Текст.
Очень рано слово «ясновидец» входит в лексикон Бальзака. Ясновидец мысленно созерцает одновременно прошлое, настоящее и будущее. А почему, собственно, это невозможно? Лежа в постели, я в мечтах путешествую во времени и в пространстве. Стало быть, пространство и время целиком умещаются в моем мозгу. С другой стороны, коль скоро разум способен путешествовать таким образом, коль скоро мысль действует на расстоянии, значит можно читать в мыслях другого, значит возможно как бы второе зрение, которое позволяет созерцать в воображении предметы, находящиеся вдалеке. Волю можно собирать в некий сгусток и устремлять ее вовне, что позволяет воздействовать на других; воздействие этой магнетической силы ощущается на расстоянии, и он, Оноре Бальзак, воспитанник Вандомского коллежа, владеет ею.
Помощник директора коллежа Дессеня, Лазар-Франсуа Марешаль, не обладал таким множеством оригинальных идей, как его старший коллега, но зато отличался добротою, которую ученики очень ценили. Марешаль писал эротические и игривые стихи, но следил, чтобы они ненароком не попали на глаза воспитанникам коллежа. Однако мальчики пользовались составленной им латинской грамматикой, где было немало любопытных примеров: «Господи, помоги этой женщине разрешиться от бремени и впредь не грешить» («Di, facultatem concedite huic pariendi atque non peccandi»); «Девица скрывалась за кустарником» («Puella post carectes latebat»); «Босоногая Венера» («Venus, nuda pedes»). Шатобриан был обязан латинским поэтам первыми своими желаниями; повторяя причудливые примеры из школьной грамматики, Бальзак, наделенный живым воображением, конечно же, мысленно рисовал себе пластические образы языческих богинь. «Разве нельзя допустить, что со страниц скромных латинских книг, которые держал в своих руках воспитанник Оноре Бальзак, вставали первые силуэты его грез?» – спрашивает Филипп Берто.

Данные анализа макета документа:
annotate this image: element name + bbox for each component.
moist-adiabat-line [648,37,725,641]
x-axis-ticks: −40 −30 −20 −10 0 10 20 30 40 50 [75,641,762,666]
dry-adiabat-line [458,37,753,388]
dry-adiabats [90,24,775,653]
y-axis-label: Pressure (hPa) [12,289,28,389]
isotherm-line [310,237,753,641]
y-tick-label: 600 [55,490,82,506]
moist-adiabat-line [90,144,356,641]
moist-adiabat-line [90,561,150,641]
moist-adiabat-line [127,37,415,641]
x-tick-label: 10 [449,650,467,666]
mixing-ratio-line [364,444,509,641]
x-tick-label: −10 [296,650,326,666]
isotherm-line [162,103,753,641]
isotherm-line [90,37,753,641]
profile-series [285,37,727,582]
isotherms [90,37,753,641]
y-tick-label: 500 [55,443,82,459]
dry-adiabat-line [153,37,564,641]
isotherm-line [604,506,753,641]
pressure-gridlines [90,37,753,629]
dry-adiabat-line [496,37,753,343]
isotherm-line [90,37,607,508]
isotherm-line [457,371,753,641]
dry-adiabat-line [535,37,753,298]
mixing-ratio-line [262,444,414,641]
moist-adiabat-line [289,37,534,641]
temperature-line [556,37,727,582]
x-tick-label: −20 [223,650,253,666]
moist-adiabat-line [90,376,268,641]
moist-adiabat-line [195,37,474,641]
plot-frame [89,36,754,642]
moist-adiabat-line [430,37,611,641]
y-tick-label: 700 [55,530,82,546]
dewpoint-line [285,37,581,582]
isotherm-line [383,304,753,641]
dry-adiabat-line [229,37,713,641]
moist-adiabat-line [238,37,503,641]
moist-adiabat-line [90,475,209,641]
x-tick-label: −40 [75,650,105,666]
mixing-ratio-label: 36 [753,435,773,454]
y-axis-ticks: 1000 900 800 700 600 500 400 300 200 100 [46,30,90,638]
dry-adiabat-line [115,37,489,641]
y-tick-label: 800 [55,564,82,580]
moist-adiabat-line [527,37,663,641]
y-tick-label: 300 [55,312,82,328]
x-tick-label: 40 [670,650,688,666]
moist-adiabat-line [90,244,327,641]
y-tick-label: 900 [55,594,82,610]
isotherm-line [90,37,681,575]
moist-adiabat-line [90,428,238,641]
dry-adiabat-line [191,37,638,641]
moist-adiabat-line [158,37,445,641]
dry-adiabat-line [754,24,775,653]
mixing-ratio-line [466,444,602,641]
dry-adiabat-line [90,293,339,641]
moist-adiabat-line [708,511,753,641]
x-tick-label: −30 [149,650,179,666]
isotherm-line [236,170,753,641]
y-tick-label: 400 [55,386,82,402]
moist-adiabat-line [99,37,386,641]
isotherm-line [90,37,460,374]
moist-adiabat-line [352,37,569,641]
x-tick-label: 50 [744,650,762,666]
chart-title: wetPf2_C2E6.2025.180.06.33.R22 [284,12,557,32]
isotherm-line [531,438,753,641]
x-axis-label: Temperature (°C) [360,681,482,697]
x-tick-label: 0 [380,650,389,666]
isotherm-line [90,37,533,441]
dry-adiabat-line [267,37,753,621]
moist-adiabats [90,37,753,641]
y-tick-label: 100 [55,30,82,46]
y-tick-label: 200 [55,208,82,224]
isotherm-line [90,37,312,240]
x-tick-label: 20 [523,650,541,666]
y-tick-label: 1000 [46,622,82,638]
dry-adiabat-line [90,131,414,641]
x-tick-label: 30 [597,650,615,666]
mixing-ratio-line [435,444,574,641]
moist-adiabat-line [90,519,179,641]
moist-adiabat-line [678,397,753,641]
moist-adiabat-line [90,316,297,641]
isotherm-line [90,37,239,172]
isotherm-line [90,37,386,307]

Задания.
- a) Ответьте на вопросы по тексту о Бальзаке:
(i) Что ясновидец созерцает одновременно?
(ii) Какие стихи писал Марешаль?
(iii) Чем Шатобриан был обязан латинским поэтам?
- b) Продолжите текст о Бальзаке с того места, где он заканчивается.

Ответы.
- a)
(i) Прошлое, настоящее и будущее.
(ii) Эротические и игривые.
(iii) Первыми своими желаниями.

- b)
Так он дошел до предпоследнего класса. Неумеренное чтение, видения, которые оно рождало в его мозгу, дни одиночества в карцере – все это привело к тому, что он впал в какое-то странное состояние полной отрешенности, болезненного оцепенения, и это тем более беспокоило наставников, что они не понимали причин такого состояния. А отрешенность эта была вызвана тем, что мысли его были далеко, что он пребывал в иных мирах, навеянных прочитанным. По мнению ораторианцев из Вандомского коллежа, Оноре Бальзак был нерадивым учеником – занимался он мало, и то, что с ним происходило, не было умственным утомлением. Мальчик исхудал, зачах и походил на лунатика, спящего с открытыми глазами; большей части обращенных к нему вопросов он попросту не слышал, и, когда его неожиданно спрашивали: «О чем вы думаете? Где витают ваши мысли?», он растерянно молчал.
Это удивительное состояние, которое Оноре осознал гораздо позднее, объяснялось тем, что он не в силах был переварить все мысли и впечатления, теснившиеся у него в голове. В годы созревания, когда избыток физических сил ищет выхода, он жил только духовной жизнью и со стороны казался отупевшим. Добрый Марешаль перепугался, вызвал госпожу Бальзак, и 22 апреля 1813 года, в самый разгар занятий, юный воспитанник коллежа был увезен домой в Тур. Состояние его испугало отца и обеих сестер.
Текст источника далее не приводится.